Stored items:
= = =

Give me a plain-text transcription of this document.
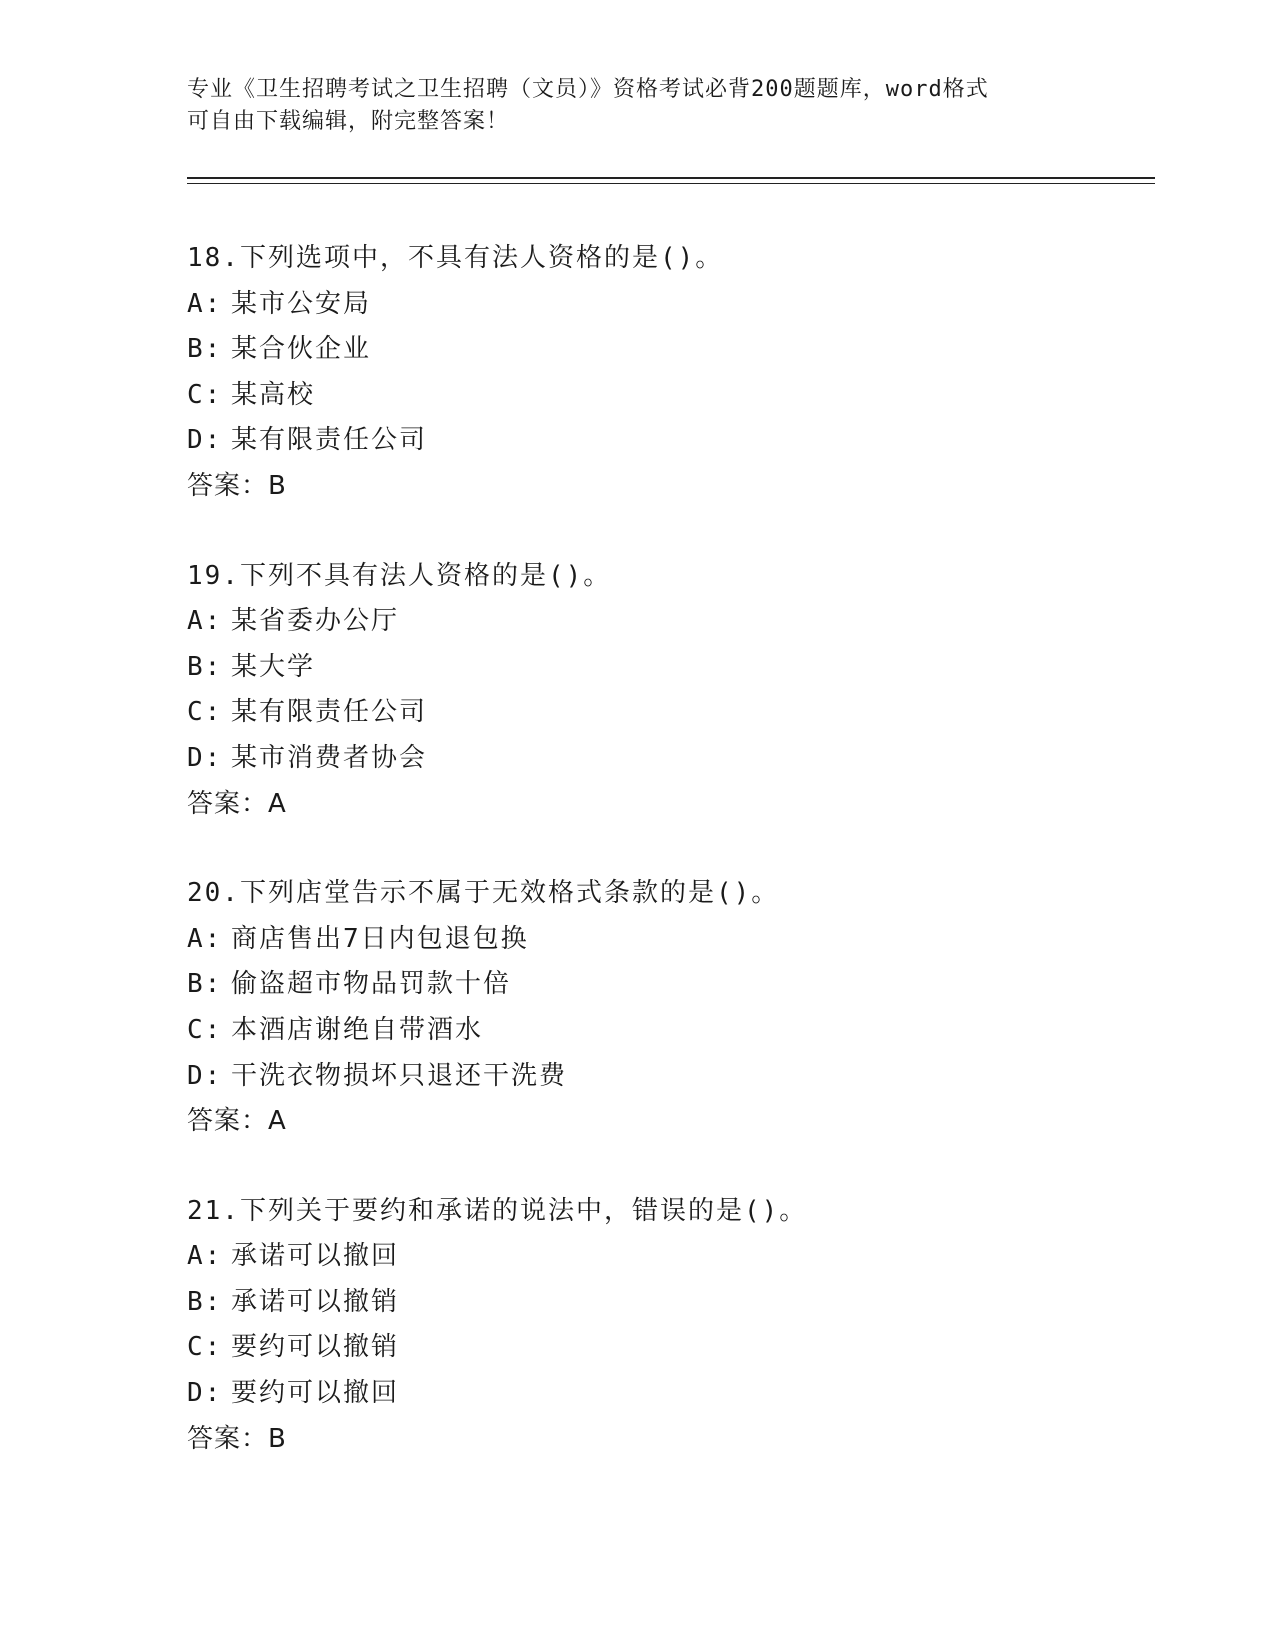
专业《卫生招聘考试之卫生招聘（文员）》资格考试必背200题题库，word格式
可自由下载编辑，附完整答案！
18.下列选项中，不具有法人资格的是()。
A: 某市公安局
B: 某合伙企业
C: 某高校
D: 某有限责任公司
答案：B
19.下列不具有法人资格的是()。
A: 某省委办公厅
B: 某大学
C: 某有限责任公司
D: 某市消费者协会
答案：A
20.下列店堂告示不属于无效格式条款的是()。
A: 商店售出7日内包退包换
B: 偷盗超市物品罚款十倍
C: 本酒店谢绝自带酒水
D: 干洗衣物损坏只退还干洗费
答案：A
21.下列关于要约和承诺的说法中，错误的是()。
A: 承诺可以撤回
B: 承诺可以撤销
C: 要约可以撤销
D: 要约可以撤回
答案：B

= = =

- STATED PROBLEM: Give back every line exactly as it stands, pictures excluded.

- CORRECT OUTPUT:
Give me a plain-text transcription of this document.
专业《卫生招聘考试之卫生招聘（文员）》资格考试必背200题题库，word格式
可自由下载编辑，附完整答案！
18.下列选项中，不具有法人资格的是()。
A: 某市公安局
B: 某合伙企业
C: 某高校
D: 某有限责任公司
答案：B
19.下列不具有法人资格的是()。
A: 某省委办公厅
B: 某大学
C: 某有限责任公司
D: 某市消费者协会
答案：A
20.下列店堂告示不属于无效格式条款的是()。
A: 商店售出7日内包退包换
B: 偷盗超市物品罚款十倍
C: 本酒店谢绝自带酒水
D: 干洗衣物损坏只退还干洗费
答案：A
21.下列关于要约和承诺的说法中，错误的是()。
A: 承诺可以撤回
B: 承诺可以撤销
C: 要约可以撤销
D: 要约可以撤回
答案：B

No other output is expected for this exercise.